> **SOURCE DATA**
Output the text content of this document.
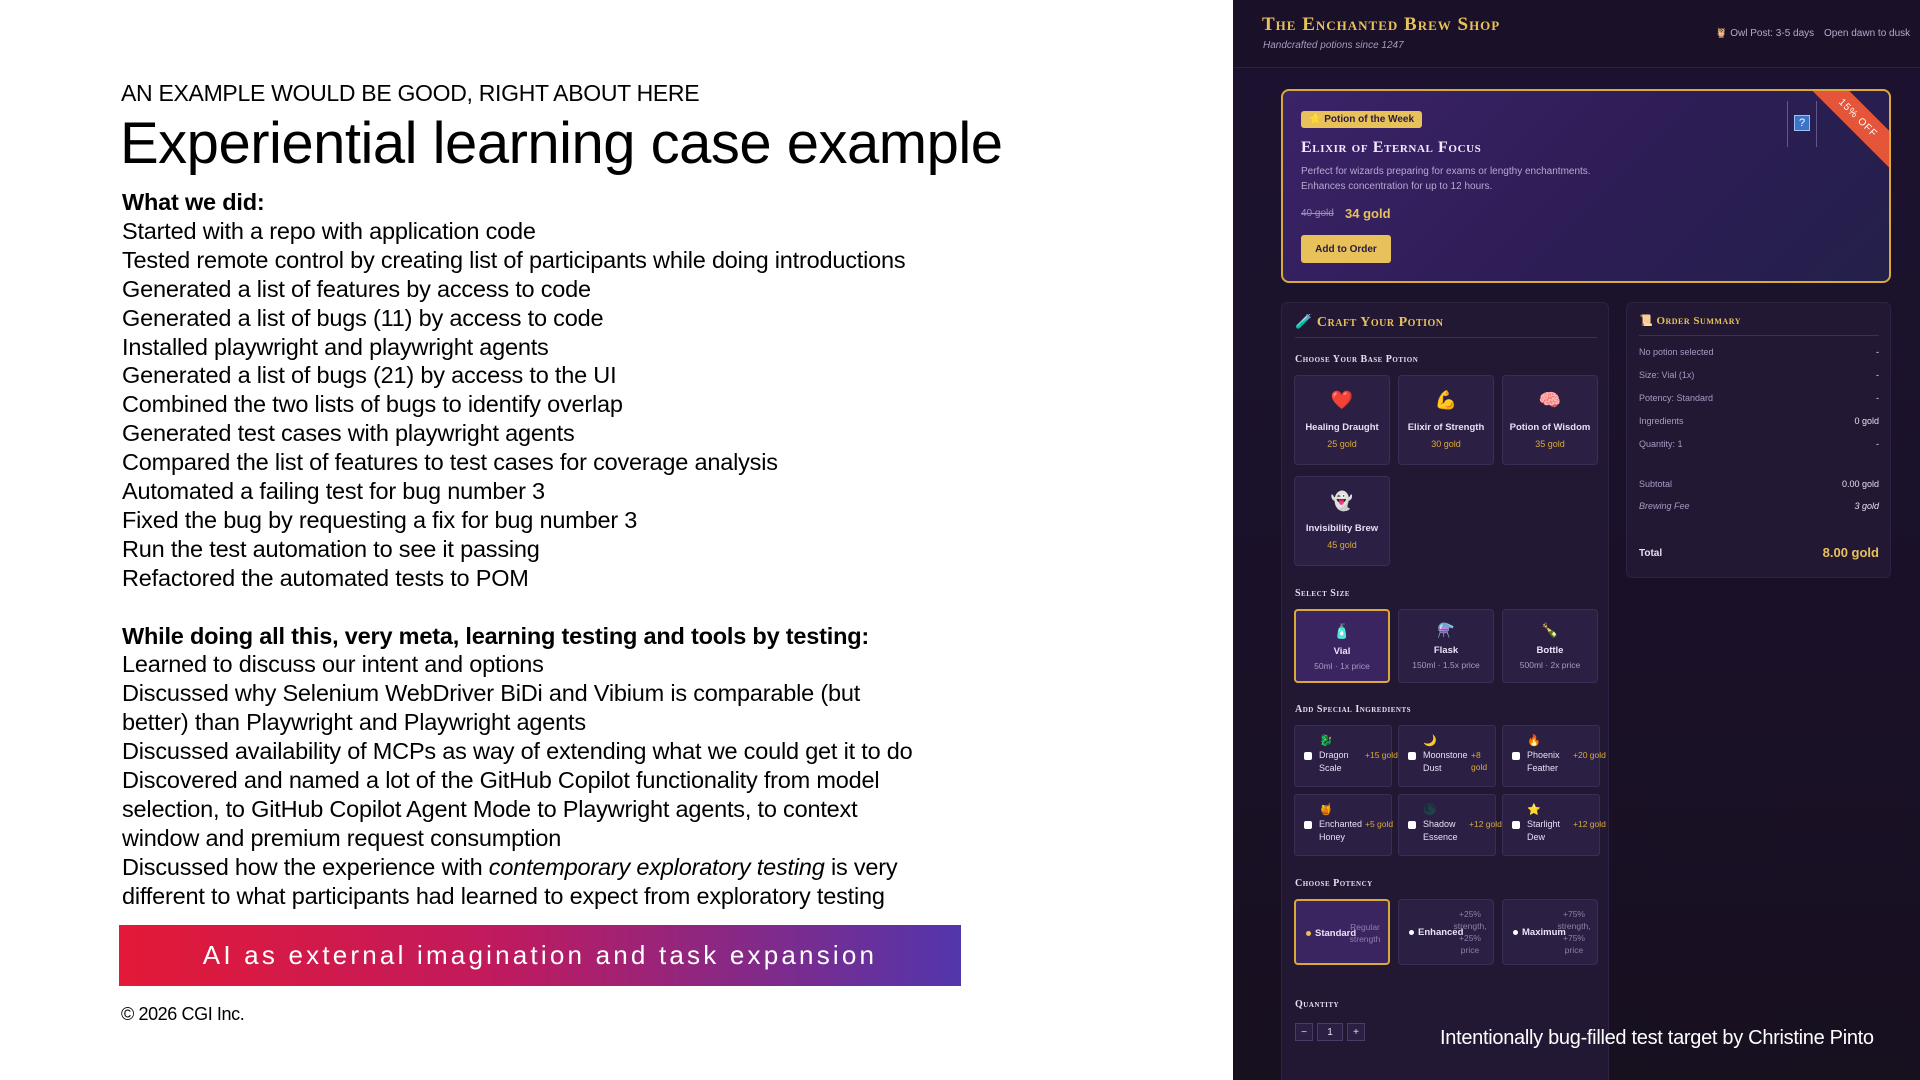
AN EXAMPLE WOULD BE GOOD, RIGHT ABOUT HERE
Experiential learning case example
What we did:
Started with a repo with application code
Tested remote control by creating list of participants while doing introductions
Generated a list of features by access to code
Generated a list of bugs (11) by access to code
Installed playwright and playwright agents
Generated a list of bugs (21) by access to the UI
Combined the two lists of bugs to identify overlap
Generated test cases with playwright agents
Compared the list of features to test cases for coverage analysis
Automated a failing test for bug number 3
Fixed the bug by requesting a fix for bug number 3
Run the test automation to see it passing
Refactored the automated tests to POM
While doing all this, very meta, learning testing and tools by testing:
Learned to discuss our intent and options
Discussed why Selenium WebDriver BiDi and Vibium is comparable (but
better) than Playwright and Playwright agents
Discussed availability of MCPs as way of extending what we could get it to do
Discovered and named a lot of the GitHub Copilot functionality from model
selection, to GitHub Copilot Agent Mode to Playwright agents, to context
window and premium request consumption
Discussed how the experience with contemporary exploratory testing is very
different to what participants had learned to expect from exploratory testing
AI as external imagination and task expansion
© 2026 CGI Inc.
The Enchanted Brew Shop
Handcrafted potions since 1247
🦉 Owl Post: 3-5 days Open dawn to dusk
⭐ Potion of the Week	15% OFF
?
Elixir of Eternal Focus
Perfect for wizards preparing for exams or lengthy enchantments.
Enhances concentration for up to 12 hours.
40 gold 34 gold
Add to Order
🧪 Craft Your Potion
Choose Your Base Potion
❤️
Healing Draught
25 gold
💪
Elixir of Strength
30 gold
🧠
Potion of Wisdom
35 gold
👻
Invisibility Brew
45 gold
Select Size
🧴
Vial
50ml · 1x price
⚗️
Flask
150ml · 1.5x price
🍾
Bottle
500ml · 2x price
Add Special Ingredients
🐉
Dragon Scale
+15 gold
🌙
Moonstone Dust
+8 gold
🔥
Phoenix Feather
+20 gold
🍯
Enchanted Honey
+5 gold
🌑
Shadow Essence
+12 gold
⭐
Starlight Dew
+12 gold
Choose Potency
Standard
Regular strength
Enhanced
+25% strength, +25% price
Maximum
+75% strength, +75% price
Quantity
−	1	+
📜 Order Summary
No potion selected	-
Size: Vial (1x)	-
Potency: Standard	-
Ingredients	0 gold
Quantity: 1	-
Subtotal	0.00 gold
Brewing Fee	3 gold
Total	8.00 gold
Intentionally bug-filled test target by Christine Pinto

> **WHAT IS NEEDED**
Report the number of lines in the listing where the string "Generated" appears, and nothing besides.

> **RESPONSE TO THE TASK**
4